Provided material
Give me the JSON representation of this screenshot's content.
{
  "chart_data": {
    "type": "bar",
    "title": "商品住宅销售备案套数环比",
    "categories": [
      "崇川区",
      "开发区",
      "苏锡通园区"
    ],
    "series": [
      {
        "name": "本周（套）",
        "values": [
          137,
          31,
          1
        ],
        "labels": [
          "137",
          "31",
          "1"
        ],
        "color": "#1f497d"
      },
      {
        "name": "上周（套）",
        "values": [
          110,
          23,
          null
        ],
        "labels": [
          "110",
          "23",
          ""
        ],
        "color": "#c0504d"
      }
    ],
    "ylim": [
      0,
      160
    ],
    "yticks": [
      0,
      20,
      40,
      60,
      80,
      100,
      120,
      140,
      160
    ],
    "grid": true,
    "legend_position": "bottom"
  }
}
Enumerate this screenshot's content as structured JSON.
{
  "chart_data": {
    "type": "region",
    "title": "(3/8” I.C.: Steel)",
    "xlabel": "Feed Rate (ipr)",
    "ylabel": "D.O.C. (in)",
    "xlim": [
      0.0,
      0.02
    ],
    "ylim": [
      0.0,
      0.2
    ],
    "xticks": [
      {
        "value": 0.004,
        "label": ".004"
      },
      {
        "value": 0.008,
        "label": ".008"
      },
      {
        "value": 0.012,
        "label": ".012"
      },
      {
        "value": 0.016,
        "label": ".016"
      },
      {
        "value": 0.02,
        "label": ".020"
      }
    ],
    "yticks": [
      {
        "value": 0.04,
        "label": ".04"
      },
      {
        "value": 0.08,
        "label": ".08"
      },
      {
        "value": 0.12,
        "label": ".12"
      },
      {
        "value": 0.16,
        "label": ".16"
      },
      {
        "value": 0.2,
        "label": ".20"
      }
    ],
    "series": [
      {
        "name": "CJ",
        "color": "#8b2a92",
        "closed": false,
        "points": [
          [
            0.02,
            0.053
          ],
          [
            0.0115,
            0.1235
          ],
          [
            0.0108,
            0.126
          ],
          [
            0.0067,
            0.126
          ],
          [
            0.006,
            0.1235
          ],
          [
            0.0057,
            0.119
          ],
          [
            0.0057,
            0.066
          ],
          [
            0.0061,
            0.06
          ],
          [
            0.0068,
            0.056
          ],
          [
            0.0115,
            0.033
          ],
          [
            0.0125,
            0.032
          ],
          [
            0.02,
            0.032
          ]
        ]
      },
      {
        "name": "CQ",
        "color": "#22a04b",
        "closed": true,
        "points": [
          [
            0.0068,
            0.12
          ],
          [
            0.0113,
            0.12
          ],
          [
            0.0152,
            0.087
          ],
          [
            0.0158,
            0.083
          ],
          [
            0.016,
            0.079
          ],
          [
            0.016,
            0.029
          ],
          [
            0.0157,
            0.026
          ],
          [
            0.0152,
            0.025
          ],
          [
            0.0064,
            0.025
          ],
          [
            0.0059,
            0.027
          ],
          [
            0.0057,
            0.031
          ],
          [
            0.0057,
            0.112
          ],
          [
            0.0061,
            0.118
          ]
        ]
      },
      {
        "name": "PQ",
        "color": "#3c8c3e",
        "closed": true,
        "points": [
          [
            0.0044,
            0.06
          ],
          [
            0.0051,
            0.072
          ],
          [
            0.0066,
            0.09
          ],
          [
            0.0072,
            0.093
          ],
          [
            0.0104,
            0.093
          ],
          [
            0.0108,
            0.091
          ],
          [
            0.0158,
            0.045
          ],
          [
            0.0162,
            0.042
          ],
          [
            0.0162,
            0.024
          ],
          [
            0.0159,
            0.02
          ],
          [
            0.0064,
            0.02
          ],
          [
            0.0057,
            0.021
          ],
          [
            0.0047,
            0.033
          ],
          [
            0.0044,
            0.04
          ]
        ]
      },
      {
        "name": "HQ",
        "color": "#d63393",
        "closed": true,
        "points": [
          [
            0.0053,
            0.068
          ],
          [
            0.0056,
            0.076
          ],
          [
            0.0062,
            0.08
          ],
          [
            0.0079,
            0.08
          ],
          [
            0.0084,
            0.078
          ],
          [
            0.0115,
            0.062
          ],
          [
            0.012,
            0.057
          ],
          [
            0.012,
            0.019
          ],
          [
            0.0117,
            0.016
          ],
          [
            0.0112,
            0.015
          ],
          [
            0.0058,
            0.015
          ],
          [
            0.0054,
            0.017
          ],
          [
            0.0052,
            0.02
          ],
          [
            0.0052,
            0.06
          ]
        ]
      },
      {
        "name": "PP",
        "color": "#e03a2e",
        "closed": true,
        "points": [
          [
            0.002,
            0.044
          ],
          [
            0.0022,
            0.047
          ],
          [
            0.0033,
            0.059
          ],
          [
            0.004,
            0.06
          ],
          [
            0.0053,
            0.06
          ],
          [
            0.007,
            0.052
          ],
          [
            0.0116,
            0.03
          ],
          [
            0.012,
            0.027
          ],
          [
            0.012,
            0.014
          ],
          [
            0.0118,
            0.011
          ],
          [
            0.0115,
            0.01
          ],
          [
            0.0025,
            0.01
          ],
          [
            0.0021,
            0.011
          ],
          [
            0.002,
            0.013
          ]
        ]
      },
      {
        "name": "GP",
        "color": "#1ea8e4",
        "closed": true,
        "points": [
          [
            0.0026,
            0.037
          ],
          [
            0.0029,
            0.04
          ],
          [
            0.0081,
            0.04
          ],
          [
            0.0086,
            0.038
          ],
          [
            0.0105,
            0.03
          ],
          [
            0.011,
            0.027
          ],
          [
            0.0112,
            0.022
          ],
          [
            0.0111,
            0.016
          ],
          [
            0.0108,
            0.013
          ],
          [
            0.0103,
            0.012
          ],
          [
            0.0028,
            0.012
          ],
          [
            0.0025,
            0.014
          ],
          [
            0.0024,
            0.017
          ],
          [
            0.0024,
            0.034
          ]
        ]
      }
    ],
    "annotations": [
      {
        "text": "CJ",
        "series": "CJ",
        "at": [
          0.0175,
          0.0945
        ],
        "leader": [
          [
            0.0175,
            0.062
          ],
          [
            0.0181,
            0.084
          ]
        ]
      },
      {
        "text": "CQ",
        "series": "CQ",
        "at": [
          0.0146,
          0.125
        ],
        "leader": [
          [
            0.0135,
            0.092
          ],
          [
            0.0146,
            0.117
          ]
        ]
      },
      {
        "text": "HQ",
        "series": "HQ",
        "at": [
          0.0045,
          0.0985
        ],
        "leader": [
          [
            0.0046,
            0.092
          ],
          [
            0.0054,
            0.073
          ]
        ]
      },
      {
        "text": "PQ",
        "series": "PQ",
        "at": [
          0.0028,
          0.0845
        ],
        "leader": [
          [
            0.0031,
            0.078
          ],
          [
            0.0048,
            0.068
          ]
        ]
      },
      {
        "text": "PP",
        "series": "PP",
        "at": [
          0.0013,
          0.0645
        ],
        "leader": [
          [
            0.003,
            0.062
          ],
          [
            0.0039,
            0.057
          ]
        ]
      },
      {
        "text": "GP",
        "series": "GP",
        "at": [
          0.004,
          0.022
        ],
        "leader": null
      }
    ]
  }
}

Instructions to follow
Copy out all of the records above with nothing altered.

In response
Give me the JSON representation of this screenshot's content.
{
  "chart_data": {
    "type": "bar",
    "title": "商品住宅销售备案套数环比",
    "categories": [
      "崇川区",
      "开发区",
      "苏锡通园区"
    ],
    "series": [
      {
        "name": "本周（套）",
        "values": [
          137,
          31,
          1
        ],
        "labels": [
          "137",
          "31",
          "1"
        ],
        "color": "#1f497d"
      },
      {
        "name": "上周（套）",
        "values": [
          110,
          23,
          null
        ],
        "labels": [
          "110",
          "23",
          ""
        ],
        "color": "#c0504d"
      }
    ],
    "ylim": [
      0,
      160
    ],
    "yticks": [
      0,
      20,
      40,
      60,
      80,
      100,
      120,
      140,
      160
    ],
    "grid": true,
    "legend_position": "bottom"
  }
}
Enumerate this screenshot's content as structured JSON.
{
  "chart_data": {
    "type": "region",
    "title": "(3/8” I.C.: Steel)",
    "xlabel": "Feed Rate (ipr)",
    "ylabel": "D.O.C. (in)",
    "xlim": [
      0.0,
      0.02
    ],
    "ylim": [
      0.0,
      0.2
    ],
    "xticks": [
      {
        "value": 0.004,
        "label": ".004"
      },
      {
        "value": 0.008,
        "label": ".008"
      },
      {
        "value": 0.012,
        "label": ".012"
      },
      {
        "value": 0.016,
        "label": ".016"
      },
      {
        "value": 0.02,
        "label": ".020"
      }
    ],
    "yticks": [
      {
        "value": 0.04,
        "label": ".04"
      },
      {
        "value": 0.08,
        "label": ".08"
      },
      {
        "value": 0.12,
        "label": ".12"
      },
      {
        "value": 0.16,
        "label": ".16"
      },
      {
        "value": 0.2,
        "label": ".20"
      }
    ],
    "series": [
      {
        "name": "CJ",
        "color": "#8b2a92",
        "closed": false,
        "points": [
          [
            0.02,
            0.053
          ],
          [
            0.0115,
            0.1235
          ],
          [
            0.0108,
            0.126
          ],
          [
            0.0067,
            0.126
          ],
          [
            0.006,
            0.1235
          ],
          [
            0.0057,
            0.119
          ],
          [
            0.0057,
            0.066
          ],
          [
            0.0061,
            0.06
          ],
          [
            0.0068,
            0.056
          ],
          [
            0.0115,
            0.033
          ],
          [
            0.0125,
            0.032
          ],
          [
            0.02,
            0.032
          ]
        ]
      },
      {
        "name": "CQ",
        "color": "#22a04b",
        "closed": true,
        "points": [
          [
            0.0068,
            0.12
          ],
          [
            0.0113,
            0.12
          ],
          [
            0.0152,
            0.087
          ],
          [
            0.0158,
            0.083
          ],
          [
            0.016,
            0.079
          ],
          [
            0.016,
            0.029
          ],
          [
            0.0157,
            0.026
          ],
          [
            0.0152,
            0.025
          ],
          [
            0.0064,
            0.025
          ],
          [
            0.0059,
            0.027
          ],
          [
            0.0057,
            0.031
          ],
          [
            0.0057,
            0.112
          ],
          [
            0.0061,
            0.118
          ]
        ]
      },
      {
        "name": "PQ",
        "color": "#3c8c3e",
        "closed": true,
        "points": [
          [
            0.0044,
            0.06
          ],
          [
            0.0051,
            0.072
          ],
          [
            0.0066,
            0.09
          ],
          [
            0.0072,
            0.093
          ],
          [
            0.0104,
            0.093
          ],
          [
            0.0108,
            0.091
          ],
          [
            0.0158,
            0.045
          ],
          [
            0.0162,
            0.042
          ],
          [
            0.0162,
            0.024
          ],
          [
            0.0159,
            0.02
          ],
          [
            0.0064,
            0.02
          ],
          [
            0.0057,
            0.021
          ],
          [
            0.0047,
            0.033
          ],
          [
            0.0044,
            0.04
          ]
        ]
      },
      {
        "name": "HQ",
        "color": "#d63393",
        "closed": true,
        "points": [
          [
            0.0053,
            0.068
          ],
          [
            0.0056,
            0.076
          ],
          [
            0.0062,
            0.08
          ],
          [
            0.0079,
            0.08
          ],
          [
            0.0084,
            0.078
          ],
          [
            0.0115,
            0.062
          ],
          [
            0.012,
            0.057
          ],
          [
            0.012,
            0.019
          ],
          [
            0.0117,
            0.016
          ],
          [
            0.0112,
            0.015
          ],
          [
            0.0058,
            0.015
          ],
          [
            0.0054,
            0.017
          ],
          [
            0.0052,
            0.02
          ],
          [
            0.0052,
            0.06
          ]
        ]
      },
      {
        "name": "PP",
        "color": "#e03a2e",
        "closed": true,
        "points": [
          [
            0.002,
            0.044
          ],
          [
            0.0022,
            0.047
          ],
          [
            0.0033,
            0.059
          ],
          [
            0.004,
            0.06
          ],
          [
            0.0053,
            0.06
          ],
          [
            0.007,
            0.052
          ],
          [
            0.0116,
            0.03
          ],
          [
            0.012,
            0.027
          ],
          [
            0.012,
            0.014
          ],
          [
            0.0118,
            0.011
          ],
          [
            0.0115,
            0.01
          ],
          [
            0.0025,
            0.01
          ],
          [
            0.0021,
            0.011
          ],
          [
            0.002,
            0.013
          ]
        ]
      },
      {
        "name": "GP",
        "color": "#1ea8e4",
        "closed": true,
        "points": [
          [
            0.0026,
            0.037
          ],
          [
            0.0029,
            0.04
          ],
          [
            0.0081,
            0.04
          ],
          [
            0.0086,
            0.038
          ],
          [
            0.0105,
            0.03
          ],
          [
            0.011,
            0.027
          ],
          [
            0.0112,
            0.022
          ],
          [
            0.0111,
            0.016
          ],
          [
            0.0108,
            0.013
          ],
          [
            0.0103,
            0.012
          ],
          [
            0.0028,
            0.012
          ],
          [
            0.0025,
            0.014
          ],
          [
            0.0024,
            0.017
          ],
          [
            0.0024,
            0.034
          ]
        ]
      }
    ],
    "annotations": [
      {
        "text": "CJ",
        "series": "CJ",
        "at": [
          0.0175,
          0.0945
        ],
        "leader": [
          [
            0.0175,
            0.062
          ],
          [
            0.0181,
            0.084
          ]
        ]
      },
      {
        "text": "CQ",
        "series": "CQ",
        "at": [
          0.0146,
          0.125
        ],
        "leader": [
          [
            0.0135,
            0.092
          ],
          [
            0.0146,
            0.117
          ]
        ]
      },
      {
        "text": "HQ",
        "series": "HQ",
        "at": [
          0.0045,
          0.0985
        ],
        "leader": [
          [
            0.0046,
            0.092
          ],
          [
            0.0054,
            0.073
          ]
        ]
      },
      {
        "text": "PQ",
        "series": "PQ",
        "at": [
          0.0028,
          0.0845
        ],
        "leader": [
          [
            0.0031,
            0.078
          ],
          [
            0.0048,
            0.068
          ]
        ]
      },
      {
        "text": "PP",
        "series": "PP",
        "at": [
          0.0013,
          0.0645
        ],
        "leader": [
          [
            0.003,
            0.062
          ],
          [
            0.0039,
            0.057
          ]
        ]
      },
      {
        "text": "GP",
        "series": "GP",
        "at": [
          0.004,
          0.022
        ],
        "leader": null
      }
    ]
  }
}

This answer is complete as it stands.